**Record excerpts**
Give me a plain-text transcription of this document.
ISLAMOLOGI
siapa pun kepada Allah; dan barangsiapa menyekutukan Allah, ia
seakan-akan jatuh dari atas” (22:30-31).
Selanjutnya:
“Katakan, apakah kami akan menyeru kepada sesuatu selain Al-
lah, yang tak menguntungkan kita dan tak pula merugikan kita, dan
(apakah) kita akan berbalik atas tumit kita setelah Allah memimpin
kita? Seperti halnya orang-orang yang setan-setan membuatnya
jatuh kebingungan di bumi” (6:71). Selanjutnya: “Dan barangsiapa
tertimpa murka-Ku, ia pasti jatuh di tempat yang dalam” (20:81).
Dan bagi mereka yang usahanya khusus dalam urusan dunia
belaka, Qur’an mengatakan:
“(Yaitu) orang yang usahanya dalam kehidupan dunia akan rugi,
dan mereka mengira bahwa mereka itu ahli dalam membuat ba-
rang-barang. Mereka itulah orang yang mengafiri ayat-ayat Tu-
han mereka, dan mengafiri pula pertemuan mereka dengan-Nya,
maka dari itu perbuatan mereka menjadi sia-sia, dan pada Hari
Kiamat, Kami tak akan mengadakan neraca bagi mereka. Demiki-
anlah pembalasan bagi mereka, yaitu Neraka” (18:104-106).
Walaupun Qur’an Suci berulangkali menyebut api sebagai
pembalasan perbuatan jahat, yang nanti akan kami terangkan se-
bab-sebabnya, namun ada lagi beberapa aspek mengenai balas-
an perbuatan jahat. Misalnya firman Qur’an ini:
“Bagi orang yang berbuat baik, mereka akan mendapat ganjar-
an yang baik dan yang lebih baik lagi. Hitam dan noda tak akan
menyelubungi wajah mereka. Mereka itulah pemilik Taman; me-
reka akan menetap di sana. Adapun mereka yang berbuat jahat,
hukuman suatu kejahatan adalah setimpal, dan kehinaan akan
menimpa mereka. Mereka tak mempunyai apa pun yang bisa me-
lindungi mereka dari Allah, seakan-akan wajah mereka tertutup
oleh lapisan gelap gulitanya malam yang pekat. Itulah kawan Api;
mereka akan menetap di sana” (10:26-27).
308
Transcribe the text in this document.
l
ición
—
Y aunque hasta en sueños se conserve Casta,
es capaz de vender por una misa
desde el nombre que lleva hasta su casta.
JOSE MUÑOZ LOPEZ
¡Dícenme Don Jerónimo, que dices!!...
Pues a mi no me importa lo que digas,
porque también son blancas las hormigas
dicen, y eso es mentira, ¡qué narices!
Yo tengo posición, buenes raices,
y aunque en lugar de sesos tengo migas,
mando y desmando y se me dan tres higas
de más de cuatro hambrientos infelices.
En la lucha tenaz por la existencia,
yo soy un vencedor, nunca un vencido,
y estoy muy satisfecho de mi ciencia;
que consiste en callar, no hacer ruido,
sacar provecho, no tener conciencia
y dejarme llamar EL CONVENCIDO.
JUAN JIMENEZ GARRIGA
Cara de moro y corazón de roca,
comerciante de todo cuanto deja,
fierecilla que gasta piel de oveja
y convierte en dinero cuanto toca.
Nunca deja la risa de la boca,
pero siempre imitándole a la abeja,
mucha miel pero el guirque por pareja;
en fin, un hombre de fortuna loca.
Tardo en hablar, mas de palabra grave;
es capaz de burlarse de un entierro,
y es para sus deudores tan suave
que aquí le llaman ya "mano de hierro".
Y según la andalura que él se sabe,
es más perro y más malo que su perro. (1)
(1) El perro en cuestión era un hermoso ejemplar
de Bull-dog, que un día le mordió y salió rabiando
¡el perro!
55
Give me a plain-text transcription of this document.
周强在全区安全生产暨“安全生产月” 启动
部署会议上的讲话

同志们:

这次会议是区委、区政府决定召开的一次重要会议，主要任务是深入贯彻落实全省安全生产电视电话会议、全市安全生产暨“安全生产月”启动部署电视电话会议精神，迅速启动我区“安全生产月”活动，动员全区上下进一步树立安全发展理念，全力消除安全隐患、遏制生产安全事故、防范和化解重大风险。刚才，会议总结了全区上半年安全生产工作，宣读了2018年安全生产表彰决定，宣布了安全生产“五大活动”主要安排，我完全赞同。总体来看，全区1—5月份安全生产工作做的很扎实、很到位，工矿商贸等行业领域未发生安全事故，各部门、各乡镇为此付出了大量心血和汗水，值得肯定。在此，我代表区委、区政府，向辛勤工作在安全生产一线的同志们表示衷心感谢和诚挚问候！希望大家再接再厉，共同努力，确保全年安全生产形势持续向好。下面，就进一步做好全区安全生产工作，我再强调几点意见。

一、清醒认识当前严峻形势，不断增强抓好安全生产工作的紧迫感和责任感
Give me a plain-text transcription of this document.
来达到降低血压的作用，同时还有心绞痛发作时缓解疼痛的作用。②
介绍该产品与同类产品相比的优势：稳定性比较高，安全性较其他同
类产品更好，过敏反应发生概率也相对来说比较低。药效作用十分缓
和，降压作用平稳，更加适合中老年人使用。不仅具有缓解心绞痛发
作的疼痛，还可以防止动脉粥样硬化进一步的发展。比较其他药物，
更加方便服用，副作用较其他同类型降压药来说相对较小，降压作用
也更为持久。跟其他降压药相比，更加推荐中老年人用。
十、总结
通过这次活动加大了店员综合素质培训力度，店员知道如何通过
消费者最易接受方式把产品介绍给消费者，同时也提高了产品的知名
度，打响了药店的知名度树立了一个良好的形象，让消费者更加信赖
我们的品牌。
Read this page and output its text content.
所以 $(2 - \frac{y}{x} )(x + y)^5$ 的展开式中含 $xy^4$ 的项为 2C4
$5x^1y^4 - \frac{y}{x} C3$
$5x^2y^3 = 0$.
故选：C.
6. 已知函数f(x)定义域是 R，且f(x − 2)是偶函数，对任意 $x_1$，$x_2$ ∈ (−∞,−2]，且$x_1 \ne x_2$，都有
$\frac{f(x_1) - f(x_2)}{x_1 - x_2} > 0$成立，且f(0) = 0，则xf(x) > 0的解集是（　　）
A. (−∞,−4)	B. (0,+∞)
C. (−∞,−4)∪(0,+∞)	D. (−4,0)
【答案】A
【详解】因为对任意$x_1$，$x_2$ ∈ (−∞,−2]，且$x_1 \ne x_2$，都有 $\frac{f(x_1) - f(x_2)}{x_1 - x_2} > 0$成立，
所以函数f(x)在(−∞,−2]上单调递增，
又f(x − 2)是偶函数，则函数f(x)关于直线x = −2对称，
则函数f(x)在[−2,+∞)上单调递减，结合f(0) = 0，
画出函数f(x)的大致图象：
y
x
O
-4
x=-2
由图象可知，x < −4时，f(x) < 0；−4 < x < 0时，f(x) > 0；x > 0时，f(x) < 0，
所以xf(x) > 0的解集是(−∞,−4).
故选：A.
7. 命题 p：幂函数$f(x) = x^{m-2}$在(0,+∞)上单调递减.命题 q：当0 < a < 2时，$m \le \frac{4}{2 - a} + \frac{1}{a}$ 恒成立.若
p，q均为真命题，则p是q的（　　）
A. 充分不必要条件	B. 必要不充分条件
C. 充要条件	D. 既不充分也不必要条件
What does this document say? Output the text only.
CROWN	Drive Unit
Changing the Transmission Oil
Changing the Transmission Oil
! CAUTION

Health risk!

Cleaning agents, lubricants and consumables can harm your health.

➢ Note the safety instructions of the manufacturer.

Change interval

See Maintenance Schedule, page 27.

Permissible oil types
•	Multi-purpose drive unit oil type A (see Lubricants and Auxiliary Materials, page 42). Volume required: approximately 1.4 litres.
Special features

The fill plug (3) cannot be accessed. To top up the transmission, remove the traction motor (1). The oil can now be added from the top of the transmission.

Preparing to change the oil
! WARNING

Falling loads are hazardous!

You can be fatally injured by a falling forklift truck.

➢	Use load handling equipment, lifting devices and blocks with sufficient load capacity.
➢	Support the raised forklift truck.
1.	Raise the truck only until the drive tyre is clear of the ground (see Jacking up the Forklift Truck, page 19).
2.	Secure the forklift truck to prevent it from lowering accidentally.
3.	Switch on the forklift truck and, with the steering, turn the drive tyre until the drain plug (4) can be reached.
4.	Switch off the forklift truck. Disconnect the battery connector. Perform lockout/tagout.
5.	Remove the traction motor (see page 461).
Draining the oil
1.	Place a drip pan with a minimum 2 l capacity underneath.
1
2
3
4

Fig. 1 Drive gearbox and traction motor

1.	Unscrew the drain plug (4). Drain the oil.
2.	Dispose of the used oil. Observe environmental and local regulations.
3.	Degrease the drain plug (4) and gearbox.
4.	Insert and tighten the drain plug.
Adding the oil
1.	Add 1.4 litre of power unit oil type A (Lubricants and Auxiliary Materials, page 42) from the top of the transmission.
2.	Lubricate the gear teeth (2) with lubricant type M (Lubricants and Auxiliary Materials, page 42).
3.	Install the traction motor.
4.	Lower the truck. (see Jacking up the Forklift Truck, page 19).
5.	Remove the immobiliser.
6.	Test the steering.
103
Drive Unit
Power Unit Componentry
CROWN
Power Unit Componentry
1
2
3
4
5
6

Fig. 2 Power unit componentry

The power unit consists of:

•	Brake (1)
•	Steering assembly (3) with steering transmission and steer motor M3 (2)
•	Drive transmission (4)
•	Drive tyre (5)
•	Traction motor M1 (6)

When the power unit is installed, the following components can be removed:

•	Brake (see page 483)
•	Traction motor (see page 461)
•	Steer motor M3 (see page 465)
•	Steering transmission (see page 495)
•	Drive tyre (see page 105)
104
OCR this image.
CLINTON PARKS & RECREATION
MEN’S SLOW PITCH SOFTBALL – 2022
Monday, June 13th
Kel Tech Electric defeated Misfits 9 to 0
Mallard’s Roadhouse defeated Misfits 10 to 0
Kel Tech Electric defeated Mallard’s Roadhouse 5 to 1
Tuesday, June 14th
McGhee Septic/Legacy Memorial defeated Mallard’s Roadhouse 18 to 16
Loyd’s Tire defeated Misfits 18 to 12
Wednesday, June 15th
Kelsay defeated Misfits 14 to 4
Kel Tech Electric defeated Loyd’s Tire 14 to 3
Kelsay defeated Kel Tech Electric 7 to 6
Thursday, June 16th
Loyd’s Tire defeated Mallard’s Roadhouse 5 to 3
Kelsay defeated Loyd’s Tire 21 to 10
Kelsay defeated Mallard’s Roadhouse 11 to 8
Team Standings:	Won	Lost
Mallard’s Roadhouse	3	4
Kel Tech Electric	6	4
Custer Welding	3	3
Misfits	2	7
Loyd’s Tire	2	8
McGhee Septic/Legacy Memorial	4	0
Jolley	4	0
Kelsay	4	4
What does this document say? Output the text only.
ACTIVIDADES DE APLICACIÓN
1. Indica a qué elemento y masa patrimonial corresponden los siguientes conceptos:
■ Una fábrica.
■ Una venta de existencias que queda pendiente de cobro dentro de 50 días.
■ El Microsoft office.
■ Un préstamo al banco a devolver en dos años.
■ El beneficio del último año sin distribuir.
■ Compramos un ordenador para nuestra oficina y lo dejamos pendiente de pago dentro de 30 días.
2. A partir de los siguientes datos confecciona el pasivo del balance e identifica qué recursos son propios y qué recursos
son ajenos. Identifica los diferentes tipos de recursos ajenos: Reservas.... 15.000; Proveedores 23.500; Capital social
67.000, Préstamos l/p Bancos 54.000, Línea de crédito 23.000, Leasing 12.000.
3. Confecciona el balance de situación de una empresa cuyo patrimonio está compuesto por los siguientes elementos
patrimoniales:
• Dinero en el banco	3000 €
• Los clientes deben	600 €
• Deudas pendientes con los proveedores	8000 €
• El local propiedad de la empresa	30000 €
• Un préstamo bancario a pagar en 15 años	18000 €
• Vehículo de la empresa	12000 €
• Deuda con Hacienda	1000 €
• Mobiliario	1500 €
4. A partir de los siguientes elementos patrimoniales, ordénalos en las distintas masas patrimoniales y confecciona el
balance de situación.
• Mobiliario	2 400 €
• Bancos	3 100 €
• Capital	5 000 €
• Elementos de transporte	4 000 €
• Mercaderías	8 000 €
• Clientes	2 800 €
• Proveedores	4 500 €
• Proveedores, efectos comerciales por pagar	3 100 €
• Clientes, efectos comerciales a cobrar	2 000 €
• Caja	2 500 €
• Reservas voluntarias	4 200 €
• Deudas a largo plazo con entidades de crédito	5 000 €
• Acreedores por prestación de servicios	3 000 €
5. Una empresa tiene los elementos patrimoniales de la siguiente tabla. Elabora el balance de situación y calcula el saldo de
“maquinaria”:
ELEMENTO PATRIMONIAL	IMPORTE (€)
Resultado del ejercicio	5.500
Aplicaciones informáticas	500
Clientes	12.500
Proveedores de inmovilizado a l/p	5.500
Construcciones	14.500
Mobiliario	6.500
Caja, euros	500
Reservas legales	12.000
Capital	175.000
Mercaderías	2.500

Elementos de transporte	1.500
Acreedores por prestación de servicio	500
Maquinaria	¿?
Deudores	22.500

**Work required**
Working from the listing above, pick out every line that has "motor" and copy it.

**Response for this exercise**
The fill plug (3) cannot be accessed. To top up the transmission, remove the traction motor (1). The oil can now be added from the top of the transmission.
5.	Remove the traction motor (see page 461).
Fig. 1 Drive gearbox and traction motor
3.	Install the traction motor.
•	Steering assembly (3) with steering transmission and steer motor M3 (2)
•	Traction motor M1 (6)
•	Traction motor (see page 461)
•	Steer motor M3 (see page 465)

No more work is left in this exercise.